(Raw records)
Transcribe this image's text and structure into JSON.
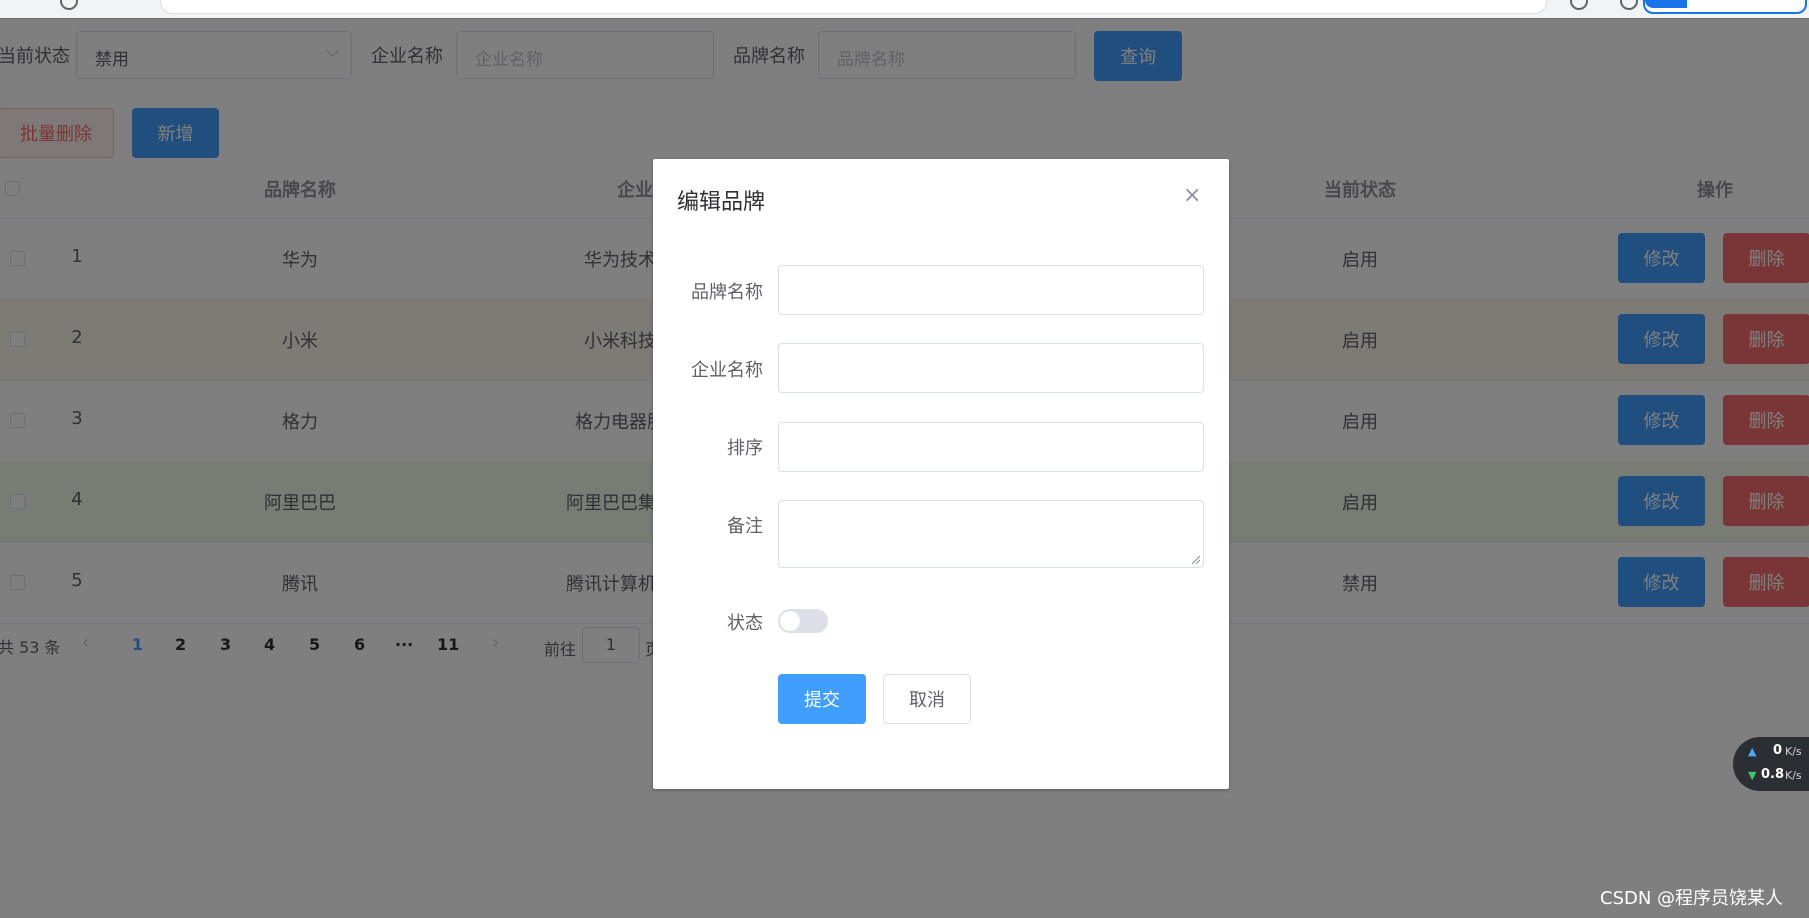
{
  "search": {
    "status_label": "当前状态",
    "status_value": "禁用",
    "company_label": "企业名称",
    "company_placeholder": "企业名称",
    "brand_label": "品牌名称",
    "brand_placeholder": "品牌名称",
    "query_button": "查询"
  },
  "toolbar": {
    "batch_delete": "批量删除",
    "add": "新增"
  },
  "table": {
    "headers": {
      "brand": "品牌名称",
      "company": "企业",
      "status": "当前状态",
      "actions": "操作"
    },
    "rows": [
      {
        "index": "1",
        "brand": "华为",
        "company": "华为技术",
        "status": "启用",
        "edit": "修改",
        "delete": "删除"
      },
      {
        "index": "2",
        "brand": "小米",
        "company": "小米科技",
        "status": "启用",
        "edit": "修改",
        "delete": "删除"
      },
      {
        "index": "3",
        "brand": "格力",
        "company": "格力电器股",
        "status": "启用",
        "edit": "修改",
        "delete": "删除"
      },
      {
        "index": "4",
        "brand": "阿里巴巴",
        "company": "阿里巴巴集团",
        "status": "启用",
        "edit": "修改",
        "delete": "删除"
      },
      {
        "index": "5",
        "brand": "腾讯",
        "company": "腾讯计算机系",
        "status": "禁用",
        "edit": "修改",
        "delete": "删除"
      }
    ]
  },
  "pagination": {
    "total": "共 53 条",
    "pages": [
      "1",
      "2",
      "3",
      "4",
      "5",
      "6",
      "···",
      "11"
    ],
    "goto_label": "前往",
    "goto_value": "1",
    "goto_suffix": "页"
  },
  "dialog": {
    "title": "编辑品牌",
    "close": "×",
    "fields": {
      "brand": "品牌名称",
      "company": "企业名称",
      "order": "排序",
      "remark": "备注",
      "status": "状态"
    },
    "submit": "提交",
    "cancel": "取消"
  },
  "net": {
    "up": "0",
    "down": "0.8",
    "unit": "K/s"
  },
  "watermark": "CSDN @程序员饶某人",
  "colors": {
    "primary": "#409eff",
    "danger": "#f56c6c"
  }
}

## WORK TO DO
Take the listing and print it again exactly, but without any pictures.

## TASK RESULT
Transcribe this image's text and structure into JSON.
{
  "search": {
    "status_label": "当前状态",
    "status_value": "禁用",
    "company_label": "企业名称",
    "company_placeholder": "企业名称",
    "brand_label": "品牌名称",
    "brand_placeholder": "品牌名称",
    "query_button": "查询"
  },
  "toolbar": {
    "batch_delete": "批量删除",
    "add": "新增"
  },
  "table": {
    "headers": {
      "brand": "品牌名称",
      "company": "企业",
      "status": "当前状态",
      "actions": "操作"
    },
    "rows": [
      {
        "index": "1",
        "brand": "华为",
        "company": "华为技术",
        "status": "启用",
        "edit": "修改",
        "delete": "删除"
      },
      {
        "index": "2",
        "brand": "小米",
        "company": "小米科技",
        "status": "启用",
        "edit": "修改",
        "delete": "删除"
      },
      {
        "index": "3",
        "brand": "格力",
        "company": "格力电器股",
        "status": "启用",
        "edit": "修改",
        "delete": "删除"
      },
      {
        "index": "4",
        "brand": "阿里巴巴",
        "company": "阿里巴巴集团",
        "status": "启用",
        "edit": "修改",
        "delete": "删除"
      },
      {
        "index": "5",
        "brand": "腾讯",
        "company": "腾讯计算机系",
        "status": "禁用",
        "edit": "修改",
        "delete": "删除"
      }
    ]
  },
  "pagination": {
    "total": "共 53 条",
    "pages": [
      "1",
      "2",
      "3",
      "4",
      "5",
      "6",
      "···",
      "11"
    ],
    "goto_label": "前往",
    "goto_value": "1",
    "goto_suffix": "页"
  },
  "dialog": {
    "title": "编辑品牌",
    "close": "×",
    "fields": {
      "brand": "品牌名称",
      "company": "企业名称",
      "order": "排序",
      "remark": "备注",
      "status": "状态"
    },
    "submit": "提交",
    "cancel": "取消"
  },
  "net": {
    "up": "0",
    "down": "0.8",
    "unit": "K/s"
  },
  "watermark": "CSDN @程序员饶某人",
  "colors": {
    "primary": "#409eff",
    "danger": "#f56c6c"
  }
}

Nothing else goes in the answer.